- **What is needed**
Repeat the records below exactly, leaving out every picture.

- **Data for this exercise**
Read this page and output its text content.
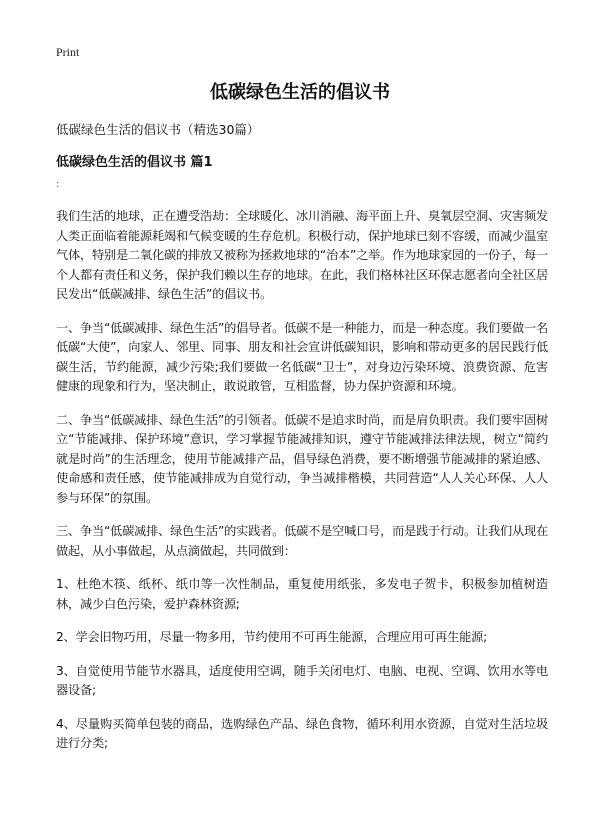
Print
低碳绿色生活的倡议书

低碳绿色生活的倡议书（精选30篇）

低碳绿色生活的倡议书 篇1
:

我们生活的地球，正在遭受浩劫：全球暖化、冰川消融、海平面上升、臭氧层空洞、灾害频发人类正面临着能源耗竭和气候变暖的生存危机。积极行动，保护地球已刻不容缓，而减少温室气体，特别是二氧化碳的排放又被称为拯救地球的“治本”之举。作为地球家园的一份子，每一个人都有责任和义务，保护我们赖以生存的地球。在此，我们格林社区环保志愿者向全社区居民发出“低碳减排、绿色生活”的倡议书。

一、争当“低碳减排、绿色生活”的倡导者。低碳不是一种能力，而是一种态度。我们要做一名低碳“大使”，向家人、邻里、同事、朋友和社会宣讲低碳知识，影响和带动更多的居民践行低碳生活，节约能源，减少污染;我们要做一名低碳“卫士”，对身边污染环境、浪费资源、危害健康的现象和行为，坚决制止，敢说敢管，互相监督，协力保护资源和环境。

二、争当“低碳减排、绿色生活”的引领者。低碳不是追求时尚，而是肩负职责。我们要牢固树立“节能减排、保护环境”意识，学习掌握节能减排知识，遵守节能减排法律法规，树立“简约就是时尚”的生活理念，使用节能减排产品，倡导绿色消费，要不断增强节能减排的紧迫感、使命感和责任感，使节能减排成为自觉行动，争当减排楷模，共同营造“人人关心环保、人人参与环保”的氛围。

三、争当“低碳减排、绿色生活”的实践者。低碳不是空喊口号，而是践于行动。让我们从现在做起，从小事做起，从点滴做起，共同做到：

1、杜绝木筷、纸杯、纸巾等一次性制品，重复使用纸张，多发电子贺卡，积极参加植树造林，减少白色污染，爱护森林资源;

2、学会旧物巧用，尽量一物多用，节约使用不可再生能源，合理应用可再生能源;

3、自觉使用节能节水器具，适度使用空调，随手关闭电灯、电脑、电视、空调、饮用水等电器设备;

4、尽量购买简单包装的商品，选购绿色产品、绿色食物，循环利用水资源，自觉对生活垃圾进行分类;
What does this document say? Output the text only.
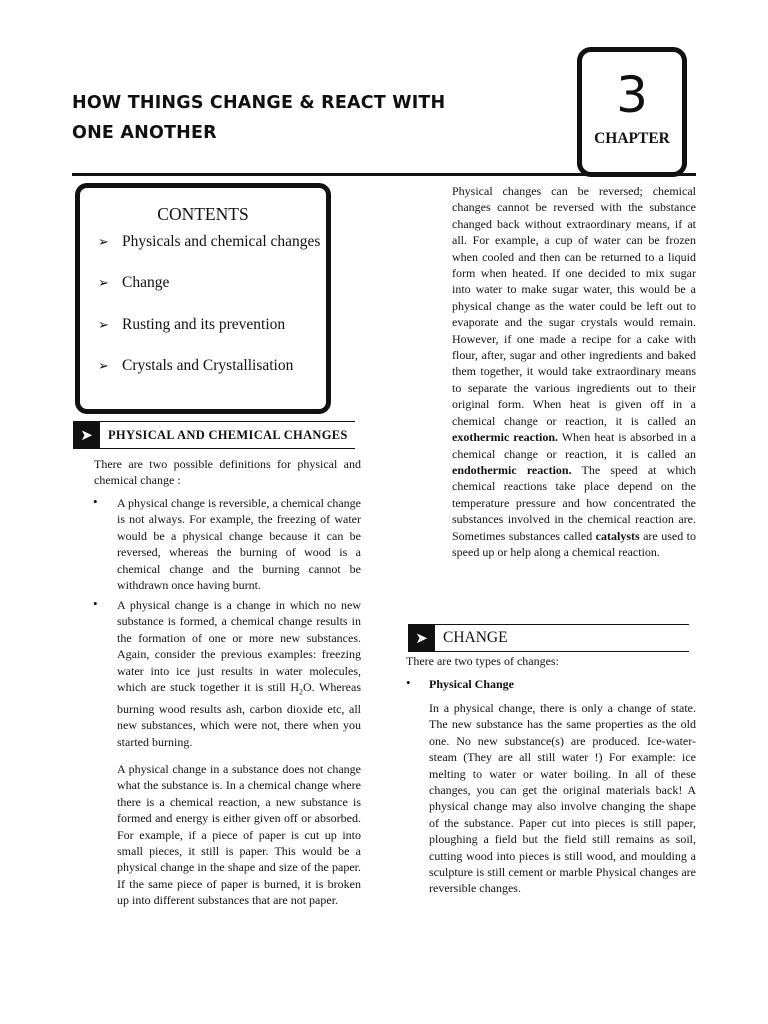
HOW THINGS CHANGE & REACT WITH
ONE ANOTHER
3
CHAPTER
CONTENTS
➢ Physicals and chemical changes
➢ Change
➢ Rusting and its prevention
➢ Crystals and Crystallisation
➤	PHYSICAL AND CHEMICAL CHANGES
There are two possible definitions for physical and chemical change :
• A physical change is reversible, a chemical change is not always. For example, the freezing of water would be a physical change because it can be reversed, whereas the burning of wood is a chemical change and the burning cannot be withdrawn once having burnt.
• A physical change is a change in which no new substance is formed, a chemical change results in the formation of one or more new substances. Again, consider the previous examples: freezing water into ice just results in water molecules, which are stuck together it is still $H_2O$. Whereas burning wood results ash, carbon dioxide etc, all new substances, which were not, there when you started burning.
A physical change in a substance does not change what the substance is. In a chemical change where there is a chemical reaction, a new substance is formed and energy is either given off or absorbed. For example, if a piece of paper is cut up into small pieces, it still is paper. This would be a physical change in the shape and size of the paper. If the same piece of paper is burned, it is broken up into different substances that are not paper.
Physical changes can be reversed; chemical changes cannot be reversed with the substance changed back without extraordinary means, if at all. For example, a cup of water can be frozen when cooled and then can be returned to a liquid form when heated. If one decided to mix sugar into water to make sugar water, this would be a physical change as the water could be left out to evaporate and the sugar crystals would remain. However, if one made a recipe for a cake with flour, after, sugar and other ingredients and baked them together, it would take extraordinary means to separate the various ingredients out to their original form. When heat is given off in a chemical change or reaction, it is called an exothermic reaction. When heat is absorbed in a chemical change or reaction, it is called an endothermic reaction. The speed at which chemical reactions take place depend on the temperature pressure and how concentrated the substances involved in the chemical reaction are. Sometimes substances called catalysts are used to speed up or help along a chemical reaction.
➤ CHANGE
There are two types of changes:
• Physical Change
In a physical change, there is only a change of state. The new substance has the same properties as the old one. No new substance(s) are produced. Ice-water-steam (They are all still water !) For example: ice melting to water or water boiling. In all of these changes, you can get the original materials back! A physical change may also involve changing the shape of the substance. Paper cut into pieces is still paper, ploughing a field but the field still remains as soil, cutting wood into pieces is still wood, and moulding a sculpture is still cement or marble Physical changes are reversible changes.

- **Answer to the task**
Read this page and output its text content.
Print
低碳绿色生活的倡议书

低碳绿色生活的倡议书（精选30篇）

低碳绿色生活的倡议书 篇1
:

我们生活的地球，正在遭受浩劫：全球暖化、冰川消融、海平面上升、臭氧层空洞、灾害频发人类正面临着能源耗竭和气候变暖的生存危机。积极行动，保护地球已刻不容缓，而减少温室气体，特别是二氧化碳的排放又被称为拯救地球的“治本”之举。作为地球家园的一份子，每一个人都有责任和义务，保护我们赖以生存的地球。在此，我们格林社区环保志愿者向全社区居民发出“低碳减排、绿色生活”的倡议书。

一、争当“低碳减排、绿色生活”的倡导者。低碳不是一种能力，而是一种态度。我们要做一名低碳“大使”，向家人、邻里、同事、朋友和社会宣讲低碳知识，影响和带动更多的居民践行低碳生活，节约能源，减少污染;我们要做一名低碳“卫士”，对身边污染环境、浪费资源、危害健康的现象和行为，坚决制止，敢说敢管，互相监督，协力保护资源和环境。

二、争当“低碳减排、绿色生活”的引领者。低碳不是追求时尚，而是肩负职责。我们要牢固树立“节能减排、保护环境”意识，学习掌握节能减排知识，遵守节能减排法律法规，树立“简约就是时尚”的生活理念，使用节能减排产品，倡导绿色消费，要不断增强节能减排的紧迫感、使命感和责任感，使节能减排成为自觉行动，争当减排楷模，共同营造“人人关心环保、人人参与环保”的氛围。

三、争当“低碳减排、绿色生活”的实践者。低碳不是空喊口号，而是践于行动。让我们从现在做起，从小事做起，从点滴做起，共同做到：

1、杜绝木筷、纸杯、纸巾等一次性制品，重复使用纸张，多发电子贺卡，积极参加植树造林，减少白色污染，爱护森林资源;

2、学会旧物巧用，尽量一物多用，节约使用不可再生能源，合理应用可再生能源;

3、自觉使用节能节水器具，适度使用空调，随手关闭电灯、电脑、电视、空调、饮用水等电器设备;

4、尽量购买简单包装的商品，选购绿色产品、绿色食物，循环利用水资源，自觉对生活垃圾进行分类;
What does this document say? Output the text only.
HOW THINGS CHANGE & REACT WITH
ONE ANOTHER
3
CHAPTER
CONTENTS
➢ Physicals and chemical changes
➢ Change
➢ Rusting and its prevention
➢ Crystals and Crystallisation
➤	PHYSICAL AND CHEMICAL CHANGES
There are two possible definitions for physical and chemical change :
• A physical change is reversible, a chemical change is not always. For example, the freezing of water would be a physical change because it can be reversed, whereas the burning of wood is a chemical change and the burning cannot be withdrawn once having burnt.
• A physical change is a change in which no new substance is formed, a chemical change results in the formation of one or more new substances. Again, consider the previous examples: freezing water into ice just results in water molecules, which are stuck together it is still $H_2O$. Whereas burning wood results ash, carbon dioxide etc, all new substances, which were not, there when you started burning.
A physical change in a substance does not change what the substance is. In a chemical change where there is a chemical reaction, a new substance is formed and energy is either given off or absorbed. For example, if a piece of paper is cut up into small pieces, it still is paper. This would be a physical change in the shape and size of the paper. If the same piece of paper is burned, it is broken up into different substances that are not paper.
Physical changes can be reversed; chemical changes cannot be reversed with the substance changed back without extraordinary means, if at all. For example, a cup of water can be frozen when cooled and then can be returned to a liquid form when heated. If one decided to mix sugar into water to make sugar water, this would be a physical change as the water could be left out to evaporate and the sugar crystals would remain. However, if one made a recipe for a cake with flour, after, sugar and other ingredients and baked them together, it would take extraordinary means to separate the various ingredients out to their original form. When heat is given off in a chemical change or reaction, it is called an exothermic reaction. When heat is absorbed in a chemical change or reaction, it is called an endothermic reaction. The speed at which chemical reactions take place depend on the temperature pressure and how concentrated the substances involved in the chemical reaction are. Sometimes substances called catalysts are used to speed up or help along a chemical reaction.
➤ CHANGE
There are two types of changes:
• Physical Change
In a physical change, there is only a change of state. The new substance has the same properties as the old one. No new substance(s) are produced. Ice-water-steam (They are all still water !) For example: ice melting to water or water boiling. In all of these changes, you can get the original materials back! A physical change may also involve changing the shape of the substance. Paper cut into pieces is still paper, ploughing a field but the field still remains as soil, cutting wood into pieces is still wood, and moulding a sculpture is still cement or marble Physical changes are reversible changes.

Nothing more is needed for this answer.